Items from a data source
********
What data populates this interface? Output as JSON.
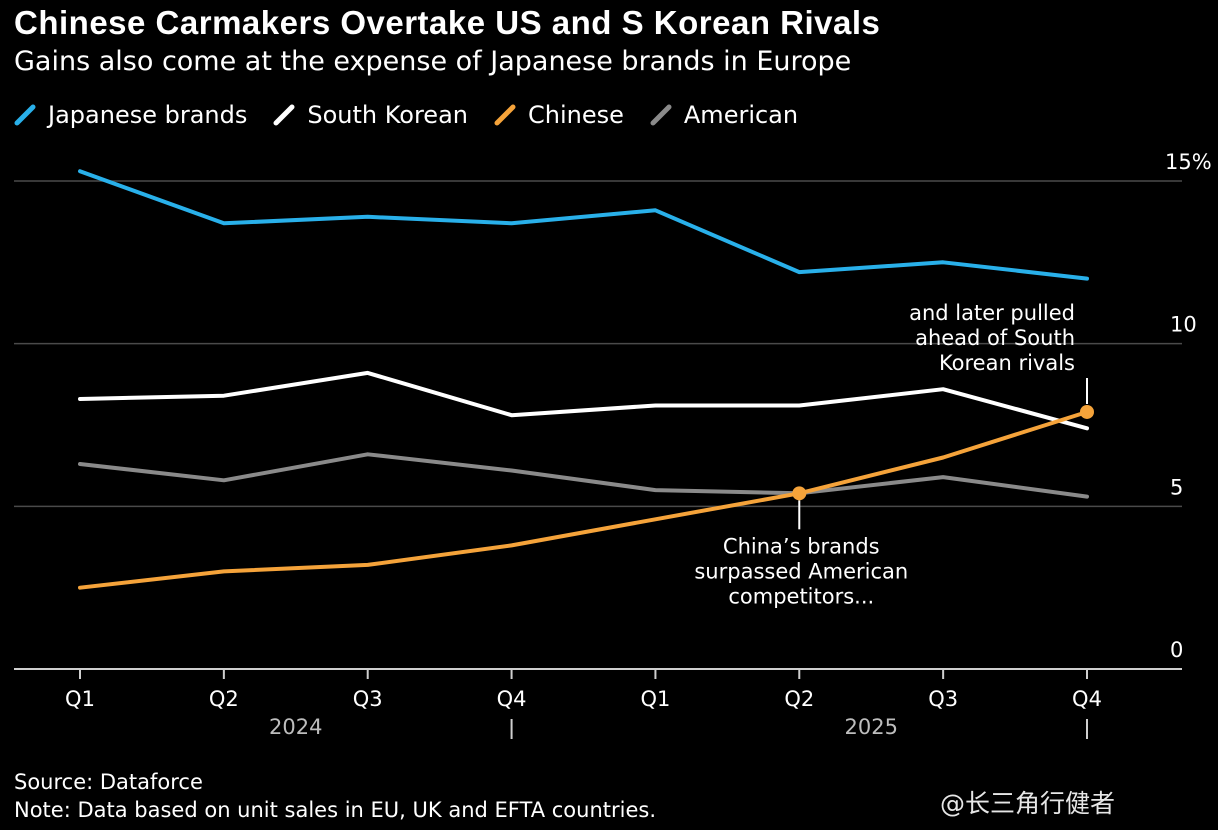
{
  "chart_data": {
    "type": "line",
    "title": "Chinese Carmakers Overtake US and S Korean Rivals",
    "subtitle": "Gains also come at the expense of Japanese brands in Europe",
    "categories": [
      "Q1",
      "Q2",
      "Q3",
      "Q4",
      "Q1",
      "Q2",
      "Q3",
      "Q4"
    ],
    "year_labels": [
      "2024",
      "2025"
    ],
    "xlabel": "",
    "ylabel": "",
    "ylim": [
      0,
      15
    ],
    "yticks": [
      {
        "value": 15,
        "label": "15%"
      },
      {
        "value": 10,
        "label": "10"
      },
      {
        "value": 5,
        "label": "5"
      },
      {
        "value": 0,
        "label": "0"
      }
    ],
    "grid": true,
    "legend_position": "top-left",
    "series": [
      {
        "name": "Japanese brands",
        "color": "#29b0ea",
        "values": [
          15.3,
          13.7,
          13.9,
          13.7,
          14.1,
          12.2,
          12.5,
          12.0
        ]
      },
      {
        "name": "South Korean",
        "color": "#ffffff",
        "values": [
          8.3,
          8.4,
          9.1,
          7.8,
          8.1,
          8.1,
          8.6,
          7.4
        ]
      },
      {
        "name": "Chinese",
        "color": "#f5a33a",
        "values": [
          2.5,
          3.0,
          3.2,
          3.8,
          4.6,
          5.4,
          6.5,
          7.9
        ]
      },
      {
        "name": "American",
        "color": "#8a8a8a",
        "values": [
          6.3,
          5.8,
          6.6,
          6.1,
          5.5,
          5.4,
          5.9,
          5.3
        ]
      }
    ],
    "annotations": [
      {
        "series": "Chinese",
        "index": 5,
        "label_position": "below",
        "lines": [
          "China’s brands",
          "surpassed American",
          "competitors..."
        ]
      },
      {
        "series": "Chinese",
        "index": 7,
        "label_position": "above",
        "lines": [
          "and later pulled",
          "ahead of South",
          "Korean rivals"
        ]
      }
    ]
  },
  "footer": {
    "source": "Source: Dataforce",
    "note": "Note: Data based on unit sales in EU, UK and EFTA countries."
  },
  "watermark": "@长三角行健者",
  "colors": {
    "background": "#000000",
    "gridline": "#4a4a4a",
    "axis": "#cfcfcf",
    "text": "#ffffff",
    "muted_text": "#bdbdbd"
  }
}
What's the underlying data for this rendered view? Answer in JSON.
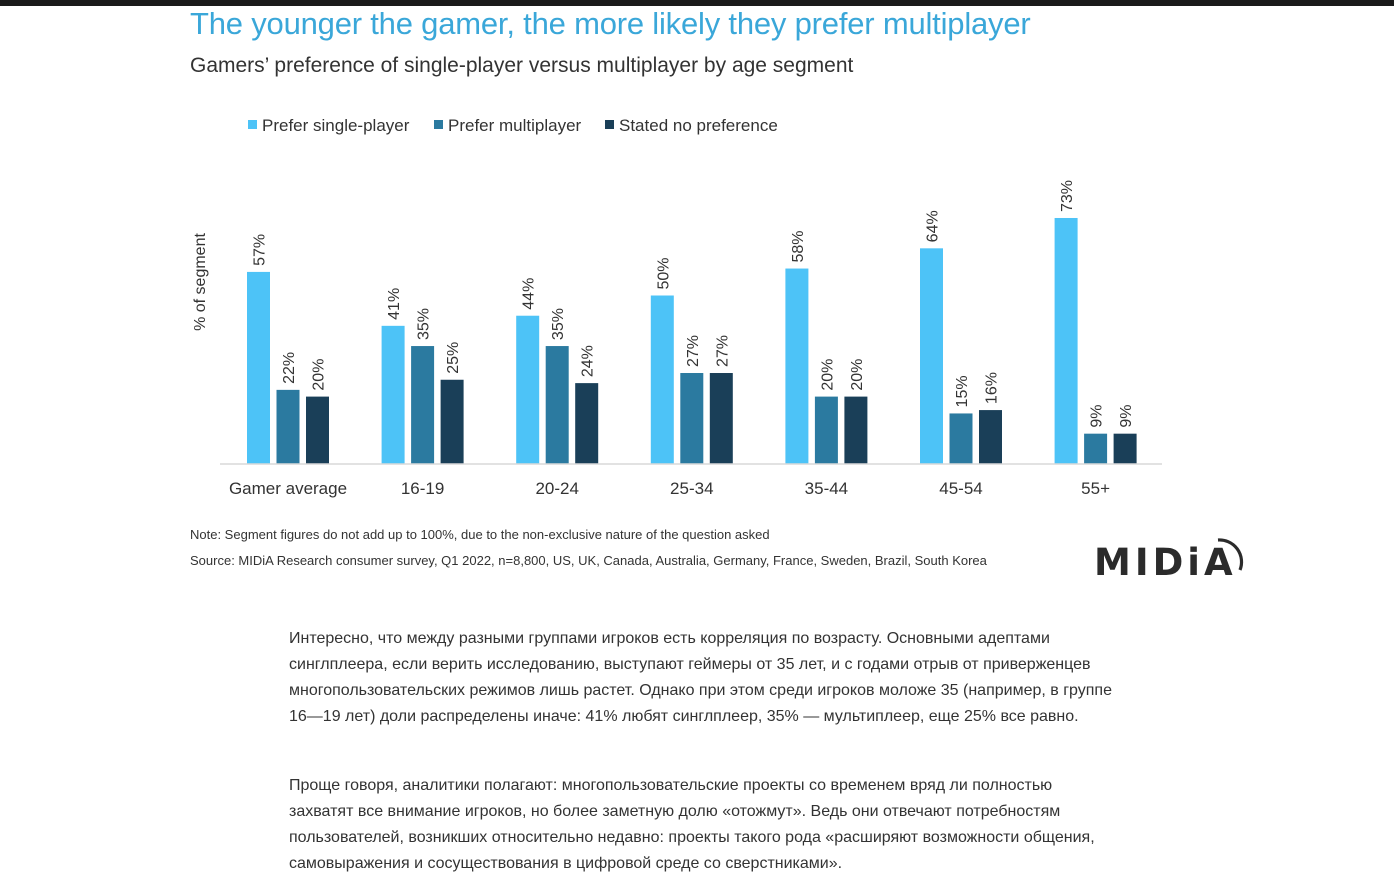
********
### DIRECTION
Pick out and copy every line that contains the word "name".

### REPLY
        "name": "Japanese brands",
        "name": "South Korean",
        "name": "Chinese",
        "name": "American",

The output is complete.